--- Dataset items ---
--------------------------------

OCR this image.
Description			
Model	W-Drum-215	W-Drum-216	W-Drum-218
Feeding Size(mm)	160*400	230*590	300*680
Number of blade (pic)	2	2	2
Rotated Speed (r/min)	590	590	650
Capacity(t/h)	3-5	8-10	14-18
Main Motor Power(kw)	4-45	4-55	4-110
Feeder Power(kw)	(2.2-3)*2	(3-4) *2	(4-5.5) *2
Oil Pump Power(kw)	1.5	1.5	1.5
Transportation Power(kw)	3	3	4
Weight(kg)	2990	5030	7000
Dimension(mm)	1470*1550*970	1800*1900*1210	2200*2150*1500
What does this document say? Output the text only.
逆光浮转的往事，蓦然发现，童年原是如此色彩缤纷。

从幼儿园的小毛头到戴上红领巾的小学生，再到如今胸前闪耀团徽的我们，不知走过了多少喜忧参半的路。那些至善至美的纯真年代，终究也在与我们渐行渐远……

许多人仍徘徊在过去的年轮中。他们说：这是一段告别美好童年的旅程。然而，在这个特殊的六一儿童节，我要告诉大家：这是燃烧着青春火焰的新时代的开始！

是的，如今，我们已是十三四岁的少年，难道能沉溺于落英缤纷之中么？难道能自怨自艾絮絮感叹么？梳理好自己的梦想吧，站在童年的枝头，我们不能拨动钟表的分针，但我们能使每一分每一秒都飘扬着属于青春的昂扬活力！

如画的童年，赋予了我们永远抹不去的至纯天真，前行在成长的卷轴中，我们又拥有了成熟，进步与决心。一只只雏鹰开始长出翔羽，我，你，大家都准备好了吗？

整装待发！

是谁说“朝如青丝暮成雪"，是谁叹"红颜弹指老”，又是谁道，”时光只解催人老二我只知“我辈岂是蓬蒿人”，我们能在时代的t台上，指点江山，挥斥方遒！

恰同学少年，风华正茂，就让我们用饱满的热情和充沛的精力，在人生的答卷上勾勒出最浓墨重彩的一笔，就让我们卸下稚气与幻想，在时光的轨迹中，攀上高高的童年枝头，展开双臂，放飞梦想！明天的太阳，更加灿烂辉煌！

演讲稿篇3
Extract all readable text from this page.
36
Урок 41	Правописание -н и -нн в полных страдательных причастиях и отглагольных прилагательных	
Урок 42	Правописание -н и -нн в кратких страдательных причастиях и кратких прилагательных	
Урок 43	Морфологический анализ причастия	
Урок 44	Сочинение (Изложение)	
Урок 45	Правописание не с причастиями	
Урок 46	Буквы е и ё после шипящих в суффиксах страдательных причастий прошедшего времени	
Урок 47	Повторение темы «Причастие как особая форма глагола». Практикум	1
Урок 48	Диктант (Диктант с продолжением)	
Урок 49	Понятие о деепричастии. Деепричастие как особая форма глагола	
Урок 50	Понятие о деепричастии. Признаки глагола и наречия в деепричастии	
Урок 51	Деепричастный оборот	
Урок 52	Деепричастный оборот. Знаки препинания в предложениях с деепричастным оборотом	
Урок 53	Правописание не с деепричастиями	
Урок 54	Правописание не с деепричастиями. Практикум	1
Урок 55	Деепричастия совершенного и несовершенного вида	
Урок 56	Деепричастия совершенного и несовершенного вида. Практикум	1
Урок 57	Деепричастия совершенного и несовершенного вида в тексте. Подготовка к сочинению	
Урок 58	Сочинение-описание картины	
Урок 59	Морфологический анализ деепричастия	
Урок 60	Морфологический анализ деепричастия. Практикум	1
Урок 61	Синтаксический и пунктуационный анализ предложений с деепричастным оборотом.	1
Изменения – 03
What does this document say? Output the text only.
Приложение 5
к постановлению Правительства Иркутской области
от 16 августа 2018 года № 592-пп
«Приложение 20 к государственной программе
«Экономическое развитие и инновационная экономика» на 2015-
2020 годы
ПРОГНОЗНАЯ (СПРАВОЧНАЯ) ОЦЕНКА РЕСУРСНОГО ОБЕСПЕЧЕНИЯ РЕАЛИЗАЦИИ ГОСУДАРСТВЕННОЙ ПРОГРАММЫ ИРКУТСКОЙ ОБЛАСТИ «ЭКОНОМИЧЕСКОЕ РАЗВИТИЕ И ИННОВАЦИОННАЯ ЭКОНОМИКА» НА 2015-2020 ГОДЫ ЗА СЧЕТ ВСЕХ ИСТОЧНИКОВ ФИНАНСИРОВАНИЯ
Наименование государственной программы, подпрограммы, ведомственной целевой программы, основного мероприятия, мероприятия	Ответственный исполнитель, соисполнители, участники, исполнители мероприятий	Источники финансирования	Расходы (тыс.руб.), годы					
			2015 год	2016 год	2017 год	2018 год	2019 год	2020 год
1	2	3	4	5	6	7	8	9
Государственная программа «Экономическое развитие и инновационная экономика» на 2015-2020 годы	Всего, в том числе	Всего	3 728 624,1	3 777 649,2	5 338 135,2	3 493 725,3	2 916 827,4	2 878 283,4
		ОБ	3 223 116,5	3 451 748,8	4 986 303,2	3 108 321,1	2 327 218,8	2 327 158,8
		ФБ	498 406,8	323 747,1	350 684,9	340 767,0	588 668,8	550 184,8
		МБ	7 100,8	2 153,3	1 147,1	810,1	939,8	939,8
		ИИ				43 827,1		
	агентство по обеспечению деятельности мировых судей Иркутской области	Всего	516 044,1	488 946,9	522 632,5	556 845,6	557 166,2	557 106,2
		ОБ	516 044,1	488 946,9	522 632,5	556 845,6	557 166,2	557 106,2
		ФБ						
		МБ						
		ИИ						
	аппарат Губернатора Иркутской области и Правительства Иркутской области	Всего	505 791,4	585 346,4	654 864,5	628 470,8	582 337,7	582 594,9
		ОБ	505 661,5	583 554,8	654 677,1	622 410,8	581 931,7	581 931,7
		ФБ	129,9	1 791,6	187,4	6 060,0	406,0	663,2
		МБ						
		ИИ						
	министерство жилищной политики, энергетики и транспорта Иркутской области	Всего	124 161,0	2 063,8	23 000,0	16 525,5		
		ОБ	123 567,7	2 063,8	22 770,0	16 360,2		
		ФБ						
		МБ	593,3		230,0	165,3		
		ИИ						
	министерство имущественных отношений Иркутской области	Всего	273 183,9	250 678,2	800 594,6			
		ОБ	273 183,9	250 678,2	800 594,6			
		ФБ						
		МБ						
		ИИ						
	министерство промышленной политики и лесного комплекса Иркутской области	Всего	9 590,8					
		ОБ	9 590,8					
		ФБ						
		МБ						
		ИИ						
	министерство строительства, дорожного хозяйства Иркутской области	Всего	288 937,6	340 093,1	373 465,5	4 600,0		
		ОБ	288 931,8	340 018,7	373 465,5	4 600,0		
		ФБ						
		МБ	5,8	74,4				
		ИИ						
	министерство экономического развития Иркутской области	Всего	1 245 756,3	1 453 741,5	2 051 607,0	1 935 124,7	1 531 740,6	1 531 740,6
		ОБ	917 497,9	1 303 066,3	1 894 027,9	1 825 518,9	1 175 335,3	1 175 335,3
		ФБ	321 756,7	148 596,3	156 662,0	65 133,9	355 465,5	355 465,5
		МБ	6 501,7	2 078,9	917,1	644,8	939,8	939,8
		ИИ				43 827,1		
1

--------------------------------

--- BRIEF ---
State only how many lines in the material include "Приложение".

--- COMPLETED EXERCISE ---
2